● The problem
Give the number of lines in the entries that contain "Perception". State only the count.

start Provided entries

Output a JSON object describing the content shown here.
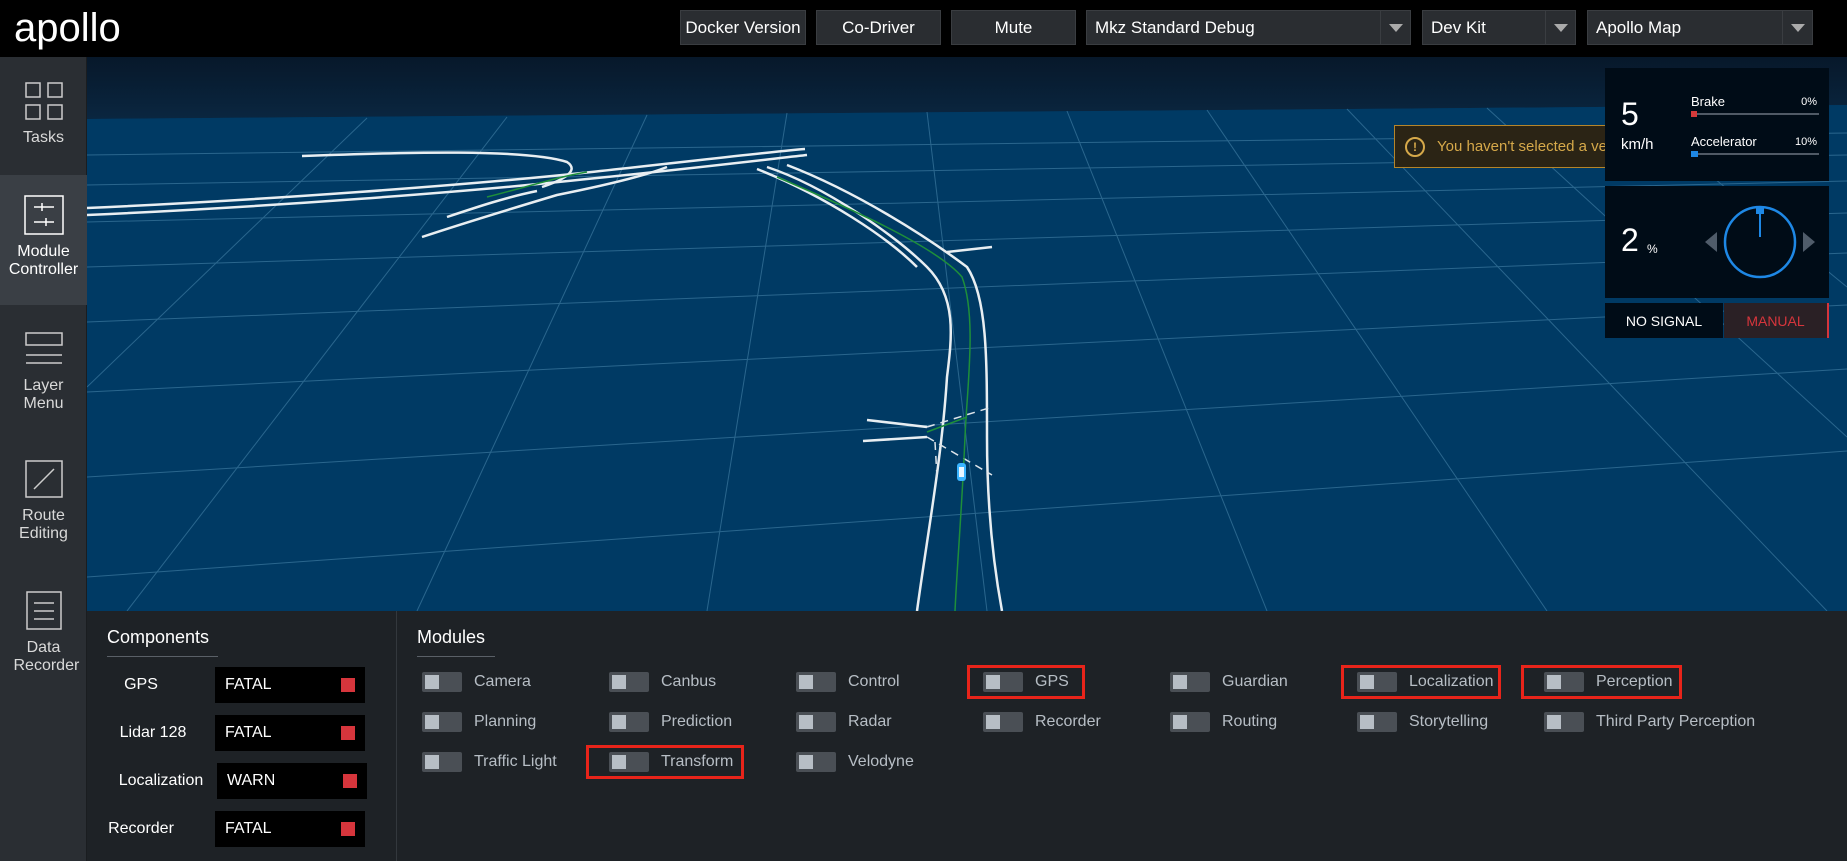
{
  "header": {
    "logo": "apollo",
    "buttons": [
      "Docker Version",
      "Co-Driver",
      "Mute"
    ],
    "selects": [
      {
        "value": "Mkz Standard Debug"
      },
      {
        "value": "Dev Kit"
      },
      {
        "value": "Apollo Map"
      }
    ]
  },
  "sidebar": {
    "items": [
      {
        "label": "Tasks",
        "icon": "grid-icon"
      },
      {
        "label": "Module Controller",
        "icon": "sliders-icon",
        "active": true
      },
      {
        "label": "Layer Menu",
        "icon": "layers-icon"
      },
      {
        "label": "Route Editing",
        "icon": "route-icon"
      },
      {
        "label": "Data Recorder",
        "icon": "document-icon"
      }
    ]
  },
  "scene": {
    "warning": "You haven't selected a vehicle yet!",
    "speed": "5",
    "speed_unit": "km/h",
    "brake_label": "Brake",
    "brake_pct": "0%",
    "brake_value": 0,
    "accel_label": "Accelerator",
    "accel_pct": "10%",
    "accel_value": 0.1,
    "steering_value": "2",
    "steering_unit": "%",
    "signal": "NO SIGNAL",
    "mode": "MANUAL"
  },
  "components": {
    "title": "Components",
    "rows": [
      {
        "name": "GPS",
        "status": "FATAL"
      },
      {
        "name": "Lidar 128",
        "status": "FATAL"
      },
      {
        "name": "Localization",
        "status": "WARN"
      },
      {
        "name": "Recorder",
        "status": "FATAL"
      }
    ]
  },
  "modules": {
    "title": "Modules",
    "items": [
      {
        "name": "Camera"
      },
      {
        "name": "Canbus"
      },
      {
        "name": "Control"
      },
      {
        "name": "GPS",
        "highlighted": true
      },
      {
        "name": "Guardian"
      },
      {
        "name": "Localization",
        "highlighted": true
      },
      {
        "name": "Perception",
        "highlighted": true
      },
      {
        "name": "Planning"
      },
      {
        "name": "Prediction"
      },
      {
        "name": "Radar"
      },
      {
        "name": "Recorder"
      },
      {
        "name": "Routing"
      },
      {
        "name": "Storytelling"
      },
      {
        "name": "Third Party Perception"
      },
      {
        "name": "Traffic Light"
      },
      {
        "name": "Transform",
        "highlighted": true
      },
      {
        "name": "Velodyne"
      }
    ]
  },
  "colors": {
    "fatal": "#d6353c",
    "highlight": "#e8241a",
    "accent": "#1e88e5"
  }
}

end Provided entries
start Provided entries

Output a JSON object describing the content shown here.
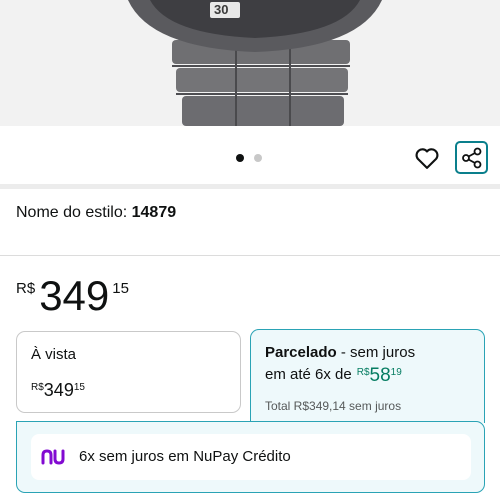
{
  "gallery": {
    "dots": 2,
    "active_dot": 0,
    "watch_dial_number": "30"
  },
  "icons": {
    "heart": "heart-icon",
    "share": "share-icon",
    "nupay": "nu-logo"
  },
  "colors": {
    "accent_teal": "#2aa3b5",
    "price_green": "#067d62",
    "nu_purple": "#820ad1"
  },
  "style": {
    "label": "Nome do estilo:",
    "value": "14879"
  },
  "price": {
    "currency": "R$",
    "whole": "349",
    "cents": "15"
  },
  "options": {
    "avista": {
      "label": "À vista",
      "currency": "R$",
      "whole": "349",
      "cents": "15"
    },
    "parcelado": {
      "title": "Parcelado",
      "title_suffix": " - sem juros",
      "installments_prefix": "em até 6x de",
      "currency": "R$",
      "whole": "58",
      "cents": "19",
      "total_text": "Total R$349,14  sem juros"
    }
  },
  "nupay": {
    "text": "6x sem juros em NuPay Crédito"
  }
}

end Provided entries
start Provided entries

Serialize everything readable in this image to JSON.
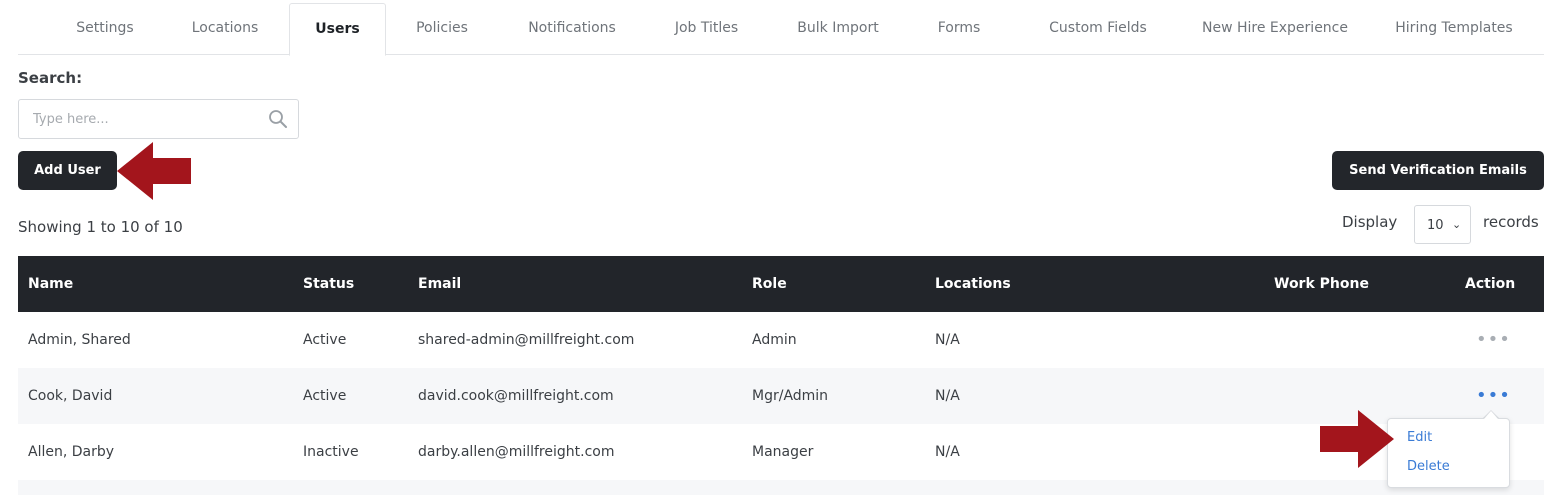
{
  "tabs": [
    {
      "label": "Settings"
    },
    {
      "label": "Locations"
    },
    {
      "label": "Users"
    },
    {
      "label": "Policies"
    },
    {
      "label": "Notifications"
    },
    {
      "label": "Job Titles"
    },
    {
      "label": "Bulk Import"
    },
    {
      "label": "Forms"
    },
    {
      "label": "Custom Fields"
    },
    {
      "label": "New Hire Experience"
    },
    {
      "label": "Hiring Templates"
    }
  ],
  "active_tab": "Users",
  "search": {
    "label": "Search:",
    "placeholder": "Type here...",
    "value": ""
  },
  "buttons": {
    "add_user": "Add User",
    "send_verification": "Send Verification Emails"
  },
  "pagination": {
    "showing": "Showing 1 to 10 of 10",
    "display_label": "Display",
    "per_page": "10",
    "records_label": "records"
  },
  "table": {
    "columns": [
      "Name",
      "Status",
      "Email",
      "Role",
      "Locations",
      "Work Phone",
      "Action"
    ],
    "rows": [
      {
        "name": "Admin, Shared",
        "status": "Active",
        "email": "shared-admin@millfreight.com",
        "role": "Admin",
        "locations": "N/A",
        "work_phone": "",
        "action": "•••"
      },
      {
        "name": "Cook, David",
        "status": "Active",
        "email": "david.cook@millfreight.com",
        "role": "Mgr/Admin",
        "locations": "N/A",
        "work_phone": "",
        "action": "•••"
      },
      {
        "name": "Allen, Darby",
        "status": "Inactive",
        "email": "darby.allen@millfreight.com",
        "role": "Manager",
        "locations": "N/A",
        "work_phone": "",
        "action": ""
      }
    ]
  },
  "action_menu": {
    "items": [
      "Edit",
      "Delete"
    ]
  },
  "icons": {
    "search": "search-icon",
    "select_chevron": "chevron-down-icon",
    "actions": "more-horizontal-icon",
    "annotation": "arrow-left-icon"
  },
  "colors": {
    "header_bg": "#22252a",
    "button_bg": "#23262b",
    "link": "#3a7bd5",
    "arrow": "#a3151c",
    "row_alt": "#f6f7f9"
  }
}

end Provided entries

● Exercise answer
2